Listed records

★ ★ ★ ★ ★

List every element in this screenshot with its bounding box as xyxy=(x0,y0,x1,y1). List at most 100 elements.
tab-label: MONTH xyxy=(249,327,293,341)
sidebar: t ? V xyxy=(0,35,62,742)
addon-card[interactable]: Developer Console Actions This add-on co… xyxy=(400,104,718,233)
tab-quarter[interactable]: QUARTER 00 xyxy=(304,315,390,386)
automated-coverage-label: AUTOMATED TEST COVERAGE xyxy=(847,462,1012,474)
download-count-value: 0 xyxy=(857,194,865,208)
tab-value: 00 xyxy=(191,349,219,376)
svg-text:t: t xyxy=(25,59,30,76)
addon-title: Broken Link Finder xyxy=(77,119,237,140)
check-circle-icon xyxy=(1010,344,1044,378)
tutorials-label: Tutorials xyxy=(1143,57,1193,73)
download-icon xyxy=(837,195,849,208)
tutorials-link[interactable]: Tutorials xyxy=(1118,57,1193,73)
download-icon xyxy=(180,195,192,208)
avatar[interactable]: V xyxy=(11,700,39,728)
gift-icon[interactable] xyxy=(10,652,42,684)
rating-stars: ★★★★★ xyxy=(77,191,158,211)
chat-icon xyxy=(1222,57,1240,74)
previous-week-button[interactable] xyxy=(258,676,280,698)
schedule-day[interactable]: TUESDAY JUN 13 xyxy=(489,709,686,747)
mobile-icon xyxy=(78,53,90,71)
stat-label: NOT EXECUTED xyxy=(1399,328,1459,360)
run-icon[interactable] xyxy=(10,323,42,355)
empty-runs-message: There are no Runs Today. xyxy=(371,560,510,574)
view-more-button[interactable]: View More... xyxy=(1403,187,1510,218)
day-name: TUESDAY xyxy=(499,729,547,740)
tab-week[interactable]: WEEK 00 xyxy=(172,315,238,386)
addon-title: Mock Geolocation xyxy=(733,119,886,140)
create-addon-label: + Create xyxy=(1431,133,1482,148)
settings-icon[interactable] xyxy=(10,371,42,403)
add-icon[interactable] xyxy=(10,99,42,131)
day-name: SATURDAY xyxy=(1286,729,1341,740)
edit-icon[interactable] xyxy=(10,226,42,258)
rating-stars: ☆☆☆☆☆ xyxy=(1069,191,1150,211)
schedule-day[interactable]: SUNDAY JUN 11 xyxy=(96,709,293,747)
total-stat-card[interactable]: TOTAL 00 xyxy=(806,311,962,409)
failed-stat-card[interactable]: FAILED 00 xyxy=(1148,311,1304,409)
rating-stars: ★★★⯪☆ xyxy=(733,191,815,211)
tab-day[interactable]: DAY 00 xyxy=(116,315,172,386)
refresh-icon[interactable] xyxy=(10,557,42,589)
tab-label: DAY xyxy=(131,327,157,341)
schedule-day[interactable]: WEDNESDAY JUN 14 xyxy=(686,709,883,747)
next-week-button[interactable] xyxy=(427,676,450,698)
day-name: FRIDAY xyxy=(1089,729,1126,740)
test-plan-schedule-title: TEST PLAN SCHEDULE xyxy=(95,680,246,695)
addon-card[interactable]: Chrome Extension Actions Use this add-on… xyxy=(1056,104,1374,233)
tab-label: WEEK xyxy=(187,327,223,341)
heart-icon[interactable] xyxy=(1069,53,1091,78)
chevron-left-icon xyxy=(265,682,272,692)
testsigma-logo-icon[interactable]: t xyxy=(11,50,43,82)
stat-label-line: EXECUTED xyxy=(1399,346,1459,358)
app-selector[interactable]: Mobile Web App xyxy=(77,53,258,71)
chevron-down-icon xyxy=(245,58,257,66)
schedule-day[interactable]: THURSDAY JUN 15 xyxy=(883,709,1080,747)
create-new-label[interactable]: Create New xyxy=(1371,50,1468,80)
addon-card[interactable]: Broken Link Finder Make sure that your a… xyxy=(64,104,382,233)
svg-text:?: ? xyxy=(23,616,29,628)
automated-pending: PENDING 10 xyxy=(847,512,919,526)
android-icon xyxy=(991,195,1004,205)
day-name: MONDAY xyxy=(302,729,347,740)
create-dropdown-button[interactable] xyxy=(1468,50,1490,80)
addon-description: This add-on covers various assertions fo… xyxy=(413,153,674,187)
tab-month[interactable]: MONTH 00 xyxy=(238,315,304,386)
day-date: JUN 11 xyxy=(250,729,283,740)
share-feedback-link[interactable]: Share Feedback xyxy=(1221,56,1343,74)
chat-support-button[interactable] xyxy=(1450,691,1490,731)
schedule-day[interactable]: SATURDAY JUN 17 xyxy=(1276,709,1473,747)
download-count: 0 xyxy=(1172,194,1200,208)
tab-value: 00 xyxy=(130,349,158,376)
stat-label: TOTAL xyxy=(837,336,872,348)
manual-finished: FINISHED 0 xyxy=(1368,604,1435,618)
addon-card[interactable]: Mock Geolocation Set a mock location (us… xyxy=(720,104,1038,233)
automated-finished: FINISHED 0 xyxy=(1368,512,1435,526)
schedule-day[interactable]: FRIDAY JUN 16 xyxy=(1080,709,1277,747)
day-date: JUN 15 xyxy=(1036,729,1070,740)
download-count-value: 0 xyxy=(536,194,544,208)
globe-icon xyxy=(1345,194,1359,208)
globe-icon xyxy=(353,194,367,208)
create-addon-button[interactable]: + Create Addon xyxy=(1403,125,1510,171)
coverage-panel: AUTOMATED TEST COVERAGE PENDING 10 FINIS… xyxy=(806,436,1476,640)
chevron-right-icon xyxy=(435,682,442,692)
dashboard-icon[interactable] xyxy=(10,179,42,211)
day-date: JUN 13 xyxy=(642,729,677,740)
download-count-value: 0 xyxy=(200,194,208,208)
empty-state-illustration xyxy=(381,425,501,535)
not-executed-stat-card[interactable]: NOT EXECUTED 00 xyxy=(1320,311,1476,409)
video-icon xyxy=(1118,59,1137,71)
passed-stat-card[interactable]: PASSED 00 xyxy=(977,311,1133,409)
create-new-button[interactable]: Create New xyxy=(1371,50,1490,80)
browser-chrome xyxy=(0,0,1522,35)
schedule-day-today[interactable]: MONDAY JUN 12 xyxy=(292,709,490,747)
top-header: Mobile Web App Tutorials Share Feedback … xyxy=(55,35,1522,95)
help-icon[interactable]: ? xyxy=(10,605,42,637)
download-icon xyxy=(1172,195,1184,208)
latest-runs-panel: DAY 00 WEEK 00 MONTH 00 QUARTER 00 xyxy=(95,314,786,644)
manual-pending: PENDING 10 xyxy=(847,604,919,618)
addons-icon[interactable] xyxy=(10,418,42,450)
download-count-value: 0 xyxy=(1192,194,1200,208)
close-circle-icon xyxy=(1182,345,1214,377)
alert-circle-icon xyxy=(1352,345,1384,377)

★ ★ ★ ★ ★

The task
Can you reproduce verbatim every line from the start of the entries up to and including the line that contains "previous-week-button[interactable] xyxy=(258,676,280,698)"?

Output for this exercise
List every element in this screenshot with its bounding box as xyxy=(x0,y0,x1,y1). List at most 100 elements.
tab-label: MONTH xyxy=(249,327,293,341)
sidebar: t ? V xyxy=(0,35,62,742)
addon-card[interactable]: Developer Console Actions This add-on co… xyxy=(400,104,718,233)
tab-quarter[interactable]: QUARTER 00 xyxy=(304,315,390,386)
automated-coverage-label: AUTOMATED TEST COVERAGE xyxy=(847,462,1012,474)
download-count-value: 0 xyxy=(857,194,865,208)
tab-value: 00 xyxy=(191,349,219,376)
svg-text:t: t xyxy=(25,59,30,76)
addon-title: Broken Link Finder xyxy=(77,119,237,140)
check-circle-icon xyxy=(1010,344,1044,378)
tutorials-label: Tutorials xyxy=(1143,57,1193,73)
download-icon xyxy=(837,195,849,208)
tutorials-link[interactable]: Tutorials xyxy=(1118,57,1193,73)
download-icon xyxy=(180,195,192,208)
avatar[interactable]: V xyxy=(11,700,39,728)
gift-icon[interactable] xyxy=(10,652,42,684)
rating-stars: ★★★★★ xyxy=(77,191,158,211)
chat-icon xyxy=(1222,57,1240,74)
previous-week-button[interactable] xyxy=(258,676,280,698)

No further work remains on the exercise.